» **Task requirements**:
Pictures do not belong in the copy; restate the records below word for word.

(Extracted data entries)
((

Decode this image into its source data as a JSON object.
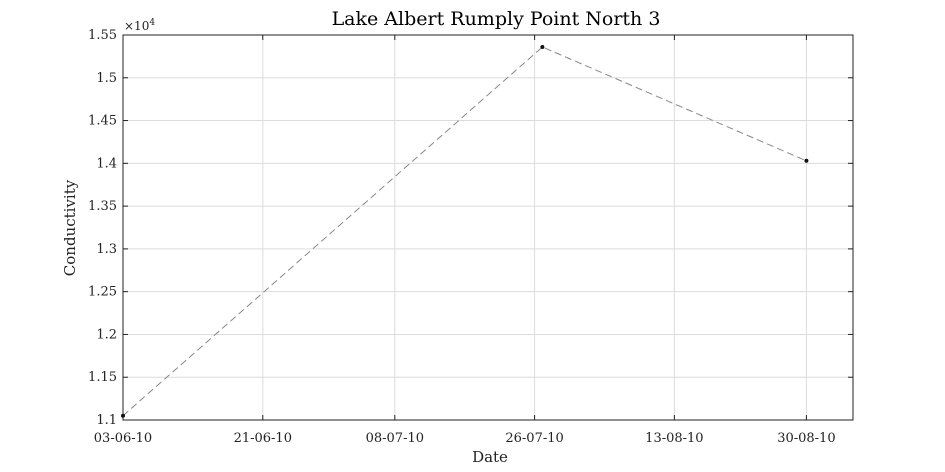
{
  "chart_data": {
    "type": "line",
    "title": "Lake Albert Rumply Point North 3",
    "xlabel": "Date",
    "ylabel": "Conductivity",
    "y_exponent_label": "×10",
    "y_exponent_power": "4",
    "x_tick_labels": [
      "03-06-10",
      "21-06-10",
      "08-07-10",
      "26-07-10",
      "13-08-10",
      "30-08-10"
    ],
    "x_tick_dates": [
      "2010-06-03",
      "2010-06-21",
      "2010-07-08",
      "2010-07-26",
      "2010-08-13",
      "2010-08-30"
    ],
    "x_range": [
      "2010-06-03",
      "2010-09-05"
    ],
    "y_tick_labels": [
      "1.1",
      "1.15",
      "1.2",
      "1.25",
      "1.3",
      "1.35",
      "1.4",
      "1.45",
      "1.5",
      "1.55"
    ],
    "ylim": [
      11000,
      15500
    ],
    "grid": true,
    "series": [
      {
        "x": [
          "2010-06-03",
          "2010-07-27",
          "2010-08-30"
        ],
        "y": [
          11050,
          15360,
          14030
        ]
      }
    ]
  }
}
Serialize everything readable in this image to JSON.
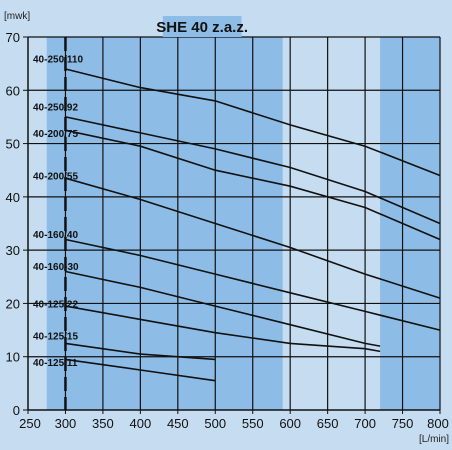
{
  "chart_data": {
    "type": "line",
    "title": "SHE 40 z.a.z.",
    "ylabel": "[mwk]",
    "xlabel": "[L/min]",
    "xlim": [
      250,
      800
    ],
    "ylim": [
      0,
      70
    ],
    "xticks": [
      250,
      300,
      350,
      400,
      450,
      500,
      550,
      600,
      650,
      700,
      750,
      800
    ],
    "yticks": [
      0,
      10,
      20,
      30,
      40,
      50,
      60,
      70
    ],
    "grid": true,
    "reference_line_x": 300,
    "colors": {
      "band_dark": "#8dbde6",
      "band_light": "#c6ddf1",
      "grid": "#111111",
      "curve": "#111111"
    },
    "series": [
      {
        "name": "40-250/110",
        "label_y": 66,
        "x": [
          300,
          400,
          500,
          600,
          700,
          800
        ],
        "y": [
          64,
          60.5,
          58,
          53.5,
          49.5,
          44
        ]
      },
      {
        "name": "40-250/92",
        "label_y": 57,
        "x": [
          300,
          400,
          500,
          600,
          700,
          800
        ],
        "y": [
          55,
          52,
          49,
          45.5,
          41,
          35
        ]
      },
      {
        "name": "40-200/75",
        "label_y": 52,
        "x": [
          300,
          400,
          500,
          600,
          700,
          800
        ],
        "y": [
          52.5,
          49.5,
          45,
          42,
          38,
          32
        ]
      },
      {
        "name": "40-200/55",
        "label_y": 44,
        "x": [
          300,
          400,
          500,
          600,
          700,
          800
        ],
        "y": [
          43.5,
          39.5,
          35,
          30.5,
          25.5,
          21
        ]
      },
      {
        "name": "40-160/40",
        "label_y": 33,
        "x": [
          300,
          400,
          500,
          600,
          700,
          800
        ],
        "y": [
          32,
          29,
          25.5,
          22,
          18.5,
          15
        ]
      },
      {
        "name": "40-160-30",
        "label_y": 27,
        "x": [
          300,
          400,
          500,
          600,
          700,
          720
        ],
        "y": [
          26,
          23,
          19.5,
          16,
          12.5,
          12
        ]
      },
      {
        "name": "40-125/22",
        "label_y": 20,
        "x": [
          300,
          400,
          500,
          600,
          700,
          720
        ],
        "y": [
          19.5,
          17,
          14.5,
          12.5,
          11.5,
          11
        ]
      },
      {
        "name": "40-125/15",
        "label_y": 14,
        "x": [
          300,
          400,
          500
        ],
        "y": [
          12.5,
          10.5,
          9.5
        ]
      },
      {
        "name": "40-125/11",
        "label_y": 9,
        "x": [
          300,
          400,
          500
        ],
        "y": [
          9.5,
          7.5,
          5.5
        ]
      }
    ]
  }
}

))

» **Output of the task**:
Decode this image into its source data as a JSON object.
{
  "chart_data": {
    "type": "line",
    "title": "Lake Albert Rumply Point North 3",
    "xlabel": "Date",
    "ylabel": "Conductivity",
    "y_exponent_label": "×10",
    "y_exponent_power": "4",
    "x_tick_labels": [
      "03-06-10",
      "21-06-10",
      "08-07-10",
      "26-07-10",
      "13-08-10",
      "30-08-10"
    ],
    "x_tick_dates": [
      "2010-06-03",
      "2010-06-21",
      "2010-07-08",
      "2010-07-26",
      "2010-08-13",
      "2010-08-30"
    ],
    "x_range": [
      "2010-06-03",
      "2010-09-05"
    ],
    "y_tick_labels": [
      "1.1",
      "1.15",
      "1.2",
      "1.25",
      "1.3",
      "1.35",
      "1.4",
      "1.45",
      "1.5",
      "1.55"
    ],
    "ylim": [
      11000,
      15500
    ],
    "grid": true,
    "series": [
      {
        "x": [
          "2010-06-03",
          "2010-07-27",
          "2010-08-30"
        ],
        "y": [
          11050,
          15360,
          14030
        ]
      }
    ]
  }
}
Serialize everything readable in this image to JSON.
{
  "chart_data": {
    "type": "line",
    "title": "SHE 40 z.a.z.",
    "ylabel": "[mwk]",
    "xlabel": "[L/min]",
    "xlim": [
      250,
      800
    ],
    "ylim": [
      0,
      70
    ],
    "xticks": [
      250,
      300,
      350,
      400,
      450,
      500,
      550,
      600,
      650,
      700,
      750,
      800
    ],
    "yticks": [
      0,
      10,
      20,
      30,
      40,
      50,
      60,
      70
    ],
    "grid": true,
    "reference_line_x": 300,
    "colors": {
      "band_dark": "#8dbde6",
      "band_light": "#c6ddf1",
      "grid": "#111111",
      "curve": "#111111"
    },
    "series": [
      {
        "name": "40-250/110",
        "label_y": 66,
        "x": [
          300,
          400,
          500,
          600,
          700,
          800
        ],
        "y": [
          64,
          60.5,
          58,
          53.5,
          49.5,
          44
        ]
      },
      {
        "name": "40-250/92",
        "label_y": 57,
        "x": [
          300,
          400,
          500,
          600,
          700,
          800
        ],
        "y": [
          55,
          52,
          49,
          45.5,
          41,
          35
        ]
      },
      {
        "name": "40-200/75",
        "label_y": 52,
        "x": [
          300,
          400,
          500,
          600,
          700,
          800
        ],
        "y": [
          52.5,
          49.5,
          45,
          42,
          38,
          32
        ]
      },
      {
        "name": "40-200/55",
        "label_y": 44,
        "x": [
          300,
          400,
          500,
          600,
          700,
          800
        ],
        "y": [
          43.5,
          39.5,
          35,
          30.5,
          25.5,
          21
        ]
      },
      {
        "name": "40-160/40",
        "label_y": 33,
        "x": [
          300,
          400,
          500,
          600,
          700,
          800
        ],
        "y": [
          32,
          29,
          25.5,
          22,
          18.5,
          15
        ]
      },
      {
        "name": "40-160-30",
        "label_y": 27,
        "x": [
          300,
          400,
          500,
          600,
          700,
          720
        ],
        "y": [
          26,
          23,
          19.5,
          16,
          12.5,
          12
        ]
      },
      {
        "name": "40-125/22",
        "label_y": 20,
        "x": [
          300,
          400,
          500,
          600,
          700,
          720
        ],
        "y": [
          19.5,
          17,
          14.5,
          12.5,
          11.5,
          11
        ]
      },
      {
        "name": "40-125/15",
        "label_y": 14,
        "x": [
          300,
          400,
          500
        ],
        "y": [
          12.5,
          10.5,
          9.5
        ]
      },
      {
        "name": "40-125/11",
        "label_y": 9,
        "x": [
          300,
          400,
          500
        ],
        "y": [
          9.5,
          7.5,
          5.5
        ]
      }
    ]
  }
}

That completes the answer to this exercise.